* **INSTRUCTIONS TO FOLLOW**:
Each line that includes "Chose" counts once; give the total and nothing besides.

* **PROVIDED MATERIAL**:
..............................

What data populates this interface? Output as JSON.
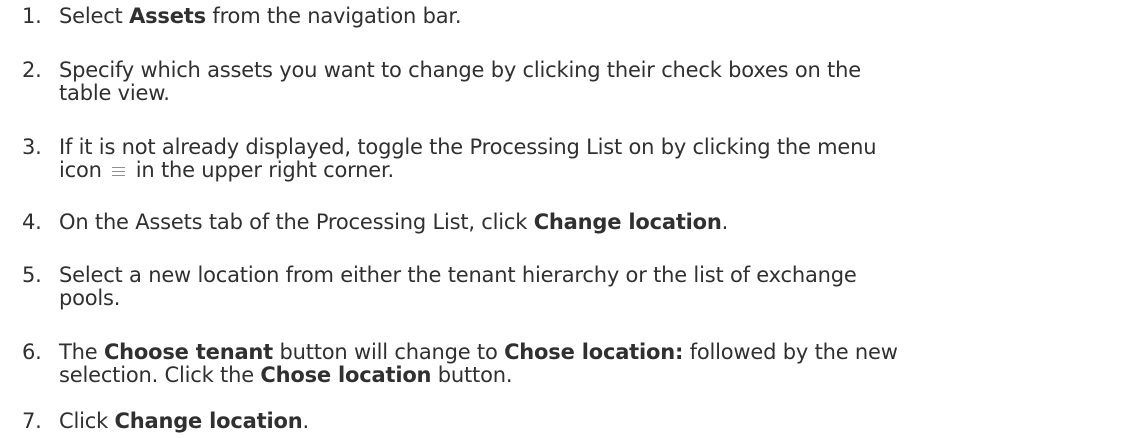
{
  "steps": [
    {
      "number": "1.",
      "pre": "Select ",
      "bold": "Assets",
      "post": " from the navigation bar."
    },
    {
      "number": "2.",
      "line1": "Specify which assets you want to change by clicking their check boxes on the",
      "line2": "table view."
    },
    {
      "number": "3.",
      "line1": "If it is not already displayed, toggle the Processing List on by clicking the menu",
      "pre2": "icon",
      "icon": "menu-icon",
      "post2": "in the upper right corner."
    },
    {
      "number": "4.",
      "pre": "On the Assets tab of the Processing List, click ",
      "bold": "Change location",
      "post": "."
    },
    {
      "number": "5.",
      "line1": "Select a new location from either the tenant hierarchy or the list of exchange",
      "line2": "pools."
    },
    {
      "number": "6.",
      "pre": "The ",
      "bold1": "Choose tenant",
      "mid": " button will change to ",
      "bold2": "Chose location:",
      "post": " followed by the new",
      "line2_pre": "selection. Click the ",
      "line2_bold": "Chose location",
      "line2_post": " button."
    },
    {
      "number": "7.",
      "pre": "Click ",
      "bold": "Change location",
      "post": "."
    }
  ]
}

..............................

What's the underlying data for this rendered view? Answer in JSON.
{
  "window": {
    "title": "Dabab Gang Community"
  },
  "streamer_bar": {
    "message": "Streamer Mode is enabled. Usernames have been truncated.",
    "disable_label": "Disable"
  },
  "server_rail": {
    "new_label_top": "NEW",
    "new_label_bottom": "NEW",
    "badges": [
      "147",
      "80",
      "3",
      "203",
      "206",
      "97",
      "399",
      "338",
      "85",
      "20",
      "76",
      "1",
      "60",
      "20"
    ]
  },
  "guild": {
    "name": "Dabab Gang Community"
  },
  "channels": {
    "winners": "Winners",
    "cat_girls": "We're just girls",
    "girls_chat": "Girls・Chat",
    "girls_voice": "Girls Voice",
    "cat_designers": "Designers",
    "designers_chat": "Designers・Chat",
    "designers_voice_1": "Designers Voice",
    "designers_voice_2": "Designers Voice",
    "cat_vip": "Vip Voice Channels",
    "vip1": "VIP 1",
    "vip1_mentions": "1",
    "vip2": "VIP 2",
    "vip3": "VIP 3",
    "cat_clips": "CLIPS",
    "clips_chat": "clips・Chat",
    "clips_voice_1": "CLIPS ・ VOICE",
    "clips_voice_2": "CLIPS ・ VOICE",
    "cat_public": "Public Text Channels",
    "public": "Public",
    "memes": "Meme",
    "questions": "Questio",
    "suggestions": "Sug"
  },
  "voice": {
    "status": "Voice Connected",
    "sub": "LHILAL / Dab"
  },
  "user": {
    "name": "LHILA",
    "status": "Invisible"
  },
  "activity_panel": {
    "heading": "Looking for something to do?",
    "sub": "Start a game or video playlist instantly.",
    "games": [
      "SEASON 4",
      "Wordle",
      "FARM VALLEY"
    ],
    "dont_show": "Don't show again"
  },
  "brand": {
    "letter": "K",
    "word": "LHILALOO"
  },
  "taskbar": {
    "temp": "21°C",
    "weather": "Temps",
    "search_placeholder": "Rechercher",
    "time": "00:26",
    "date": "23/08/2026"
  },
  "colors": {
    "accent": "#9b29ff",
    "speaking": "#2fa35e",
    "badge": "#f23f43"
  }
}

..............................

* **TASK SOLUTION**:
2